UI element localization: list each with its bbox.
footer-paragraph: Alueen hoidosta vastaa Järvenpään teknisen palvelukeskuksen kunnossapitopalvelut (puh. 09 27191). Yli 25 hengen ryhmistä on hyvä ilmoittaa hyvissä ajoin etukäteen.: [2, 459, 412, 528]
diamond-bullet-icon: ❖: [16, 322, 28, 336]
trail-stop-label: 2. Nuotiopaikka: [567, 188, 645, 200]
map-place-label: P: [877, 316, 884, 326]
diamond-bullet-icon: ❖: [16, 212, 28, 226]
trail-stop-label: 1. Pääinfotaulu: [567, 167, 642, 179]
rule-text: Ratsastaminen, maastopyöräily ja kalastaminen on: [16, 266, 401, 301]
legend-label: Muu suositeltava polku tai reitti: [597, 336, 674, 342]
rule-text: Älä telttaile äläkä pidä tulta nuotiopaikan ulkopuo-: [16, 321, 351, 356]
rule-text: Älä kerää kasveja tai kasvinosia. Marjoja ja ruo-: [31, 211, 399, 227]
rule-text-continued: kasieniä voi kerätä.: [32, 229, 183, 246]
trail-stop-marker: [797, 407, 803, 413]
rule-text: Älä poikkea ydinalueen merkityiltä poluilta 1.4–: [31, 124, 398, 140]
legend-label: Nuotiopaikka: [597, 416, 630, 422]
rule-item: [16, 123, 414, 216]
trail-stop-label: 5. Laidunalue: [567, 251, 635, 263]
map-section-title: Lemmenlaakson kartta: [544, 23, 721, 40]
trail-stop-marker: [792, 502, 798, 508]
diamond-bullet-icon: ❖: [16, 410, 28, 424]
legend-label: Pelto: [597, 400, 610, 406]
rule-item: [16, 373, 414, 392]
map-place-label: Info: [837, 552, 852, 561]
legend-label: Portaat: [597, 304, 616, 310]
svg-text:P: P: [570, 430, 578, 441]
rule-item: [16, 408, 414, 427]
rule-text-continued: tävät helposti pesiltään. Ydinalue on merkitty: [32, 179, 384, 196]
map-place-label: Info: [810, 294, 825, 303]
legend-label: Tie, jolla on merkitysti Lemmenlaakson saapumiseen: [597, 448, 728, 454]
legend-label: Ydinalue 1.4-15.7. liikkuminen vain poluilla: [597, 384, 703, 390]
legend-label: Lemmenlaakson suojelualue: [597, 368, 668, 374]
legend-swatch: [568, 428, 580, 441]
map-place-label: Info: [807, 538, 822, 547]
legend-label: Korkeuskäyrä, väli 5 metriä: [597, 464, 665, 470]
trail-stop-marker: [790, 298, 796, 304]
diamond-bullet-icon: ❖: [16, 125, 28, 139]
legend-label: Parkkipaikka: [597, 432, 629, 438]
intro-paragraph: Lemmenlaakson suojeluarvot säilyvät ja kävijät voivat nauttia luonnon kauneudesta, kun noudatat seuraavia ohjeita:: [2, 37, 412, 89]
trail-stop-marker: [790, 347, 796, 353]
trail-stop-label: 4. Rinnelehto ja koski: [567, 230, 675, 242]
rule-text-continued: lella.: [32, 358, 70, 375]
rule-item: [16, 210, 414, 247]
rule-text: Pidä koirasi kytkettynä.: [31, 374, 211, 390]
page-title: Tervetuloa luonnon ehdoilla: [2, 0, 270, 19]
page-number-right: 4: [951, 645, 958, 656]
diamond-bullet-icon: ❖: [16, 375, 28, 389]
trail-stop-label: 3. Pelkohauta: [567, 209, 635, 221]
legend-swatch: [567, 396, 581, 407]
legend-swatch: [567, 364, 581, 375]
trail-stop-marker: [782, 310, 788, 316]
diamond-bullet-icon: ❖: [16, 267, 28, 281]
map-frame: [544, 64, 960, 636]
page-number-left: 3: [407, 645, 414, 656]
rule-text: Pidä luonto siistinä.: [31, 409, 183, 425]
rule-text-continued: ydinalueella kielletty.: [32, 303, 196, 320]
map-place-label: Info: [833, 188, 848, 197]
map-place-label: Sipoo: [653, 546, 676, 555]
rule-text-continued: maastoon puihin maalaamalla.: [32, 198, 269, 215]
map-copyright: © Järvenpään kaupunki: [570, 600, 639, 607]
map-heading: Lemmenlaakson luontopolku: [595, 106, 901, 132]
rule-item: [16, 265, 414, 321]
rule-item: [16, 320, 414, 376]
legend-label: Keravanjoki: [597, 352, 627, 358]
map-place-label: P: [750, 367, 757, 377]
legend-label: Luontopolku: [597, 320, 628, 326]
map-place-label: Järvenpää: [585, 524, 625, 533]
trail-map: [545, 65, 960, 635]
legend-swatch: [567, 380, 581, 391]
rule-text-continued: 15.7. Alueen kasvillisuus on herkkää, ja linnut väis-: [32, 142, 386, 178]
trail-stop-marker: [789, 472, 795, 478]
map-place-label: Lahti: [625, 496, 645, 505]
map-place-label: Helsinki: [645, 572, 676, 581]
* * * * *
§ Task to complete
Reproduce the entire listing above line for line, changing nothing.

§ Task output
UI element localization: list each with its bbox.
footer-paragraph: Alueen hoidosta vastaa Järvenpään teknisen palvelukeskuksen kunnossapitopalvelut (puh. 09 27191). Yli 25 hengen ryhmistä on hyvä ilmoittaa hyvissä ajoin etukäteen.: [2, 459, 412, 528]
diamond-bullet-icon: ❖: [16, 322, 28, 336]
trail-stop-label: 2. Nuotiopaikka: [567, 188, 645, 200]
map-place-label: P: [877, 316, 884, 326]
diamond-bullet-icon: ❖: [16, 212, 28, 226]
trail-stop-label: 1. Pääinfotaulu: [567, 167, 642, 179]
rule-text: Ratsastaminen, maastopyöräily ja kalastaminen on: [16, 266, 401, 301]
legend-label: Muu suositeltava polku tai reitti: [597, 336, 674, 342]
rule-text: Älä telttaile äläkä pidä tulta nuotiopaikan ulkopuo-: [16, 321, 351, 356]
rule-text: Älä kerää kasveja tai kasvinosia. Marjoja ja ruo-: [31, 211, 399, 227]
rule-text-continued: kasieniä voi kerätä.: [32, 229, 183, 246]
trail-stop-marker: [797, 407, 803, 413]
rule-text: Älä poikkea ydinalueen merkityiltä poluilta 1.4–: [31, 124, 398, 140]
legend-label: Nuotiopaikka: [597, 416, 630, 422]
rule-item: [16, 123, 414, 216]
trail-stop-label: 5. Laidunalue: [567, 251, 635, 263]
map-section-title: Lemmenlaakson kartta: [544, 23, 721, 40]
trail-stop-marker: [792, 502, 798, 508]
diamond-bullet-icon: ❖: [16, 410, 28, 424]
legend-label: Pelto: [597, 400, 610, 406]
rule-item: [16, 373, 414, 392]
map-place-label: Info: [837, 552, 852, 561]
legend-label: Portaat: [597, 304, 616, 310]
svg-text:P: P: [570, 430, 578, 441]
rule-item: [16, 408, 414, 427]
rule-text-continued: tävät helposti pesiltään. Ydinalue on merkitty: [32, 179, 384, 196]
map-place-label: Info: [810, 294, 825, 303]
legend-label: Tie, jolla on merkitysti Lemmenlaakson saapumiseen: [597, 448, 728, 454]
legend-label: Ydinalue 1.4-15.7. liikkuminen vain poluilla: [597, 384, 703, 390]
legend-label: Lemmenlaakson suojelualue: [597, 368, 668, 374]
legend-swatch: [568, 428, 580, 441]
map-place-label: Info: [807, 538, 822, 547]
legend-label: Korkeuskäyrä, väli 5 metriä: [597, 464, 665, 470]
trail-stop-marker: [790, 298, 796, 304]
diamond-bullet-icon: ❖: [16, 125, 28, 139]
legend-label: Parkkipaikka: [597, 432, 629, 438]
intro-paragraph: Lemmenlaakson suojeluarvot säilyvät ja kävijät voivat nauttia luonnon kauneudesta, kun noudatat seuraavia ohjeita:: [2, 37, 412, 89]
trail-stop-marker: [790, 347, 796, 353]
trail-stop-label: 4. Rinnelehto ja koski: [567, 230, 675, 242]
rule-text-continued: lella.: [32, 358, 70, 375]
rule-item: [16, 210, 414, 247]
rule-text: Pidä koirasi kytkettynä.: [31, 374, 211, 390]
page-title: Tervetuloa luonnon ehdoilla: [2, 0, 270, 19]
page-number-right: 4: [951, 645, 958, 656]
diamond-bullet-icon: ❖: [16, 375, 28, 389]
trail-stop-label: 3. Pelkohauta: [567, 209, 635, 221]
legend-swatch: [567, 396, 581, 407]
legend-swatch: [567, 364, 581, 375]
trail-stop-marker: [782, 310, 788, 316]
diamond-bullet-icon: ❖: [16, 267, 28, 281]
map-frame: [544, 64, 960, 636]
page-number-left: 3: [407, 645, 414, 656]
rule-text: Pidä luonto siistinä.: [31, 409, 183, 425]
rule-text-continued: ydinalueella kielletty.: [32, 303, 196, 320]
map-place-label: Info: [833, 188, 848, 197]
map-place-label: Sipoo: [653, 546, 676, 555]
rule-text-continued: maastoon puihin maalaamalla.: [32, 198, 269, 215]
map-copyright: © Järvenpään kaupunki: [570, 600, 639, 607]
map-heading: Lemmenlaakson luontopolku: [595, 106, 901, 132]
rule-item: [16, 265, 414, 321]
rule-item: [16, 320, 414, 376]
legend-label: Keravanjoki: [597, 352, 627, 358]
map-place-label: P: [750, 367, 757, 377]
legend-label: Luontopolku: [597, 320, 628, 326]
map-place-label: Järvenpää: [585, 524, 625, 533]
trail-map: [545, 65, 960, 635]
legend-swatch: [567, 380, 581, 391]
rule-text-continued: 15.7. Alueen kasvillisuus on herkkää, ja linnut väis-: [32, 142, 386, 178]
trail-stop-marker: [789, 472, 795, 478]
map-place-label: Lahti: [625, 496, 645, 505]
map-place-label: Helsinki: [645, 572, 676, 581]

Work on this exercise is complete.